Amaç 1: Almanya'daki yeni hükümet ortaklığını anlatan metne göre SPD üyelerinin yüzde kaçı Angela Merkel ile ortaklığa "evet" dedi?
Amaç 2: Almanya'daki yeni hükümet ortaklığını anlatan metinden "Yeni hükümete uzanan" sözleriyle başlayıp "kalanını pek ilgilendirmiyordu." sözlerine kadar uzanan bölümü hiçbir değişiklik yapmadan çıkarın.
Amaç 3: Almanya'daki yeni hükümet ortaklığını anlatan metni son cümlesinden itibaren sürdürün.

Seçilen metin:
------

Neticede bir kez daha şans yaver gitti. Oldukça net bir sonuçla SPD'li üyelerin yüzde 66'sı Angela Merkel ile yeni bir hükümet ortaklığına "evet" dedi. Yeni hükümetin Paskalya öncesinde, Mart sonunda kurulması planlanıyor.
Yeni hükümete uzanan yol oldukça zorluydu: Koalisyon görüşmeleri sekteye uğradı. Yıldızı ancak kısa bir süre parlayan Martin Schulz bu uğurda yarı yolda kalan isimlerden oldu. Başbakan Merkel'in mevcut pek çok küçük parti arsasından yeni hükümeti kuracak yeterli çoğunluğa ulaşamayacağı, bu nedenle günlerinin sayılı olduğu düşünüldü.
Bu Almanya için yeni bir durum. Federal Almanya Cumhuriyeti'nin kurulduğu 1949'dan bu yana en büyük iki partiden biri ya tek başına iktidara geldi veya koalisyon ortağını bizzat belirledi. İşte o kadar! Son on iki yıldır da durum öngörülebilir bir düzeyde seyrediyordu. Angela Merkel başbakandı ve başbakan olarak kaldı. Bunun dışındaki her şey dünyanın geri kalanını pek ilgilendirmiyordu.

------

Veri alıntıları:
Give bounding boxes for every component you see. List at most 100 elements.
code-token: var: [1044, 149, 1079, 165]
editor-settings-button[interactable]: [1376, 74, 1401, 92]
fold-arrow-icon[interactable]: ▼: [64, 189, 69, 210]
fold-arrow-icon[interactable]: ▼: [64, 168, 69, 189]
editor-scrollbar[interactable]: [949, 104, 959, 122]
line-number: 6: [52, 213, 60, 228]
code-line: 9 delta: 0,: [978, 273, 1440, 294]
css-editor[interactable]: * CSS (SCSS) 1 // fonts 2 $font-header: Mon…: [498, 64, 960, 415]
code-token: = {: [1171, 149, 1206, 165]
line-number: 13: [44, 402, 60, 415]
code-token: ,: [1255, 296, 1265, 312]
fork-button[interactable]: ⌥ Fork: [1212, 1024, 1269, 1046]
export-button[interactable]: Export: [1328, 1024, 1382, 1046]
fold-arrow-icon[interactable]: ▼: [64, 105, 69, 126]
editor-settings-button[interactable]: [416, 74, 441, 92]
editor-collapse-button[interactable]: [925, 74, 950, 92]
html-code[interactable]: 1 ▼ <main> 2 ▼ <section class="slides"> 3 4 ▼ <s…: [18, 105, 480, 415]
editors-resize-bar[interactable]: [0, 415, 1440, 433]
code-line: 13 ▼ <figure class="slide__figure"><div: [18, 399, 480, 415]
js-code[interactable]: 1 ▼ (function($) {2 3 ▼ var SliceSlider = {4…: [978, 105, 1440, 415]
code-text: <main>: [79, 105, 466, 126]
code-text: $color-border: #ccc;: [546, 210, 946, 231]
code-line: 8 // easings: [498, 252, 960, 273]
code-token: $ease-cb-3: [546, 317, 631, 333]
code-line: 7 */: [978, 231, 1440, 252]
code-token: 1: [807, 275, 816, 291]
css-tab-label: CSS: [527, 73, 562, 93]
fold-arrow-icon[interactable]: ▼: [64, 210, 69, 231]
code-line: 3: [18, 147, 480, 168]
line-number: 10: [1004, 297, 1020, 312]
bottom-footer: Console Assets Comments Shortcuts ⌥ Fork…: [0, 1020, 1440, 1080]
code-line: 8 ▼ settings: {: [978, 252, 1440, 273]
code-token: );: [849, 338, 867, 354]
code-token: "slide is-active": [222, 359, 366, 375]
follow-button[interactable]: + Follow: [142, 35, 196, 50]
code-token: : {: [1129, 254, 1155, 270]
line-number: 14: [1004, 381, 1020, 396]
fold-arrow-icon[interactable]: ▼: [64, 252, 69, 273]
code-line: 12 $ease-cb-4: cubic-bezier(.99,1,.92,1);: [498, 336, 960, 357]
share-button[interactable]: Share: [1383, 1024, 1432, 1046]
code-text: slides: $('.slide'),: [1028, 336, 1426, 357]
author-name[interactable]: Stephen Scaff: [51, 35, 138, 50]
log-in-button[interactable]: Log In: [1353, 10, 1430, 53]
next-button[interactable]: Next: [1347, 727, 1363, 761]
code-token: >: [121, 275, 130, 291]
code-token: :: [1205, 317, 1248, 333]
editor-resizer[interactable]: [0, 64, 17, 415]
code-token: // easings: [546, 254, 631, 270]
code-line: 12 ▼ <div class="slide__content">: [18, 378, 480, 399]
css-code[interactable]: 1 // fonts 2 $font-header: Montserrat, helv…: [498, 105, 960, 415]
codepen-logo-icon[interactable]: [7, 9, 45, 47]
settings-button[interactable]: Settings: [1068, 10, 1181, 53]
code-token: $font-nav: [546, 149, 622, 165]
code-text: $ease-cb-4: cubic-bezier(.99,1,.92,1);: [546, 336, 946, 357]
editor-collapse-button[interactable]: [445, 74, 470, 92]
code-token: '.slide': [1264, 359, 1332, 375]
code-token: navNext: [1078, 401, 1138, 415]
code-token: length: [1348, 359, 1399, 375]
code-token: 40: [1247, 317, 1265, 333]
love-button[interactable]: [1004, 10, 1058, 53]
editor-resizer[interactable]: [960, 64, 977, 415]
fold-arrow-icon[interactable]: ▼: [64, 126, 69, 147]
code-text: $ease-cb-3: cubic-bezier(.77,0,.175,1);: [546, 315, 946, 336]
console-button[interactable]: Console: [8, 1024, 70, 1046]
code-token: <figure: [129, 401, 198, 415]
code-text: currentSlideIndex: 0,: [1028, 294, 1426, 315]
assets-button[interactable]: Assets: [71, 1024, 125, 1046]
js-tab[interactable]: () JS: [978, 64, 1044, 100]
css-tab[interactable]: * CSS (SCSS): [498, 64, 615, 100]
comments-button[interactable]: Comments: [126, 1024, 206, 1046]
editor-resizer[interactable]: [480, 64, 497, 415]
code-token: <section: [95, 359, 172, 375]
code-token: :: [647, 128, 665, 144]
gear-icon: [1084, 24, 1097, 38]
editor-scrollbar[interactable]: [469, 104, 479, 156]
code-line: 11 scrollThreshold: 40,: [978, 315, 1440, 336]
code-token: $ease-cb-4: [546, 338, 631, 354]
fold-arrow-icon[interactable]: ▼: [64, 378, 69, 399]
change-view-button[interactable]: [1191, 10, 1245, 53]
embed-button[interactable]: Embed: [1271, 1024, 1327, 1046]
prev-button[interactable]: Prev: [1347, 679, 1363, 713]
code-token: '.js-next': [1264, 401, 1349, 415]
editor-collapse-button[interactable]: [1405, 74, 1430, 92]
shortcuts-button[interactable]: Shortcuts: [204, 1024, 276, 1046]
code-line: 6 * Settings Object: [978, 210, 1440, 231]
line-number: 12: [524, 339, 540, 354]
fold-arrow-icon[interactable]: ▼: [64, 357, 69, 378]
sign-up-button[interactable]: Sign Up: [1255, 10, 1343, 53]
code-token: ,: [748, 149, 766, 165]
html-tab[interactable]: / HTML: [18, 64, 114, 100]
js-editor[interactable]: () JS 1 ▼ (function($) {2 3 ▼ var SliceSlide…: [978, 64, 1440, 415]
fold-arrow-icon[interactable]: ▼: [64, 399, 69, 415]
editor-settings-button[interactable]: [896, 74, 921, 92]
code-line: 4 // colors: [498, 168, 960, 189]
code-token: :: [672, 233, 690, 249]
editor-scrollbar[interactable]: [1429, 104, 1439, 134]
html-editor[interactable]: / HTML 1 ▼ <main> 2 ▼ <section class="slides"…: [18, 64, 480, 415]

------

Çıktı 1: Yüzde 66'sı.

Çıktı 2:
Yeni hükümete uzanan yol oldukça zorluydu: Koalisyon görüşmeleri sekteye uğradı. Yıldızı ancak kısa bir süre parlayan Martin Schulz bu uğurda yarı yolda kalan isimlerden oldu. Başbakan Merkel'in mevcut pek çok küçük parti arsasından yeni hükümeti kuracak yeterli çoğunluğa ulaşamayacağı, bu nedenle günlerinin sayılı olduğu düşünüldü.
Bu Almanya için yeni bir durum. Federal Almanya Cumhuriyeti'nin kurulduğu 1949'dan bu yana en büyük iki partiden biri ya tek başına iktidara geldi veya koalisyon ortağını bizzat belirledi. İşte o kadar! Son on iki yıldır da durum öngörülebilir bir düzeyde seyrediyordu. Angela Merkel başbakandı ve başbakan olarak kaldı. Bunun dışındaki her şey dünyanın geri kalanını pek ilgilendirmiyordu.

Çıktı 3:
Ancak sağ popülist Almanya için Alternatif'in (AfD) Alman meclisine girmesiyle bu siyasi rehavet anlayışının da sonu gelmiş oldu. Büyük partiler küçülürken, küçükler büyüdü. Hükümeti oluşturacak yeterli çoğunluğa ulaşmak zorlaştı.
Almanya'nın kimlik mücadelesi
Mevcut çetrefilli tablo, Almanya'da şu anki durumu ortaya koyuyor: İki büyük kitle partisi seçmen tabanını o kadar büyük hayal kırıklığına uğrattı ki, seçmenler radikal eğilimlerle kaydı, aşırı sağa ve aşırı sola oy verdi. Bir zamanların büyük partileri, alışıldık yaşam koşuları giderek kaybolan, güvensizlik içindeki çoğu Almanın mevcut kaygılarını giderecek siyasi bir konsepte sahip değiller. Küreselleşmeye, toplumsal kimlik ve uyum ilişkisine verebilecekleri bir yanıtları yok. Dış politikada da Almanya'nın Trump-Şi-Putin dünyasında nasıl bir rol üstlenmek istediği, ya da Avrupa'nın dış ve savunma politikaları alanında Almanya'nın artan sorumluluğunun ne anlama gelebileceği de belirsiz.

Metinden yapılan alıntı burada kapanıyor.